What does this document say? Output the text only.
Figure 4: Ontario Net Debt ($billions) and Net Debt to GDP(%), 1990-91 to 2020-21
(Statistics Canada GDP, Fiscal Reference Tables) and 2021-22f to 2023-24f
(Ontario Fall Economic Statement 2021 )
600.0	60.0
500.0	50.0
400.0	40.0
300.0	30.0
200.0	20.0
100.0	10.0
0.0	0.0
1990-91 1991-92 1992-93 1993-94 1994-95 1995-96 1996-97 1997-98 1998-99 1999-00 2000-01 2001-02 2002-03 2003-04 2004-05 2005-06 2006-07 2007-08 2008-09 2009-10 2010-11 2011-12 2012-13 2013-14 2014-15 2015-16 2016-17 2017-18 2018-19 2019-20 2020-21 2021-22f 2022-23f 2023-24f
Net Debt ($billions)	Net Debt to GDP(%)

+ + +

▸ **DIRECTIVE**: Search the data for "Debt" and list every line in which it occurs.

▸ **RESULT**:
Figure 4: Ontario Net Debt ($billions) and Net Debt to GDP(%), 1990-91 to 2020-21
Net Debt ($billions)	Net Debt to GDP(%)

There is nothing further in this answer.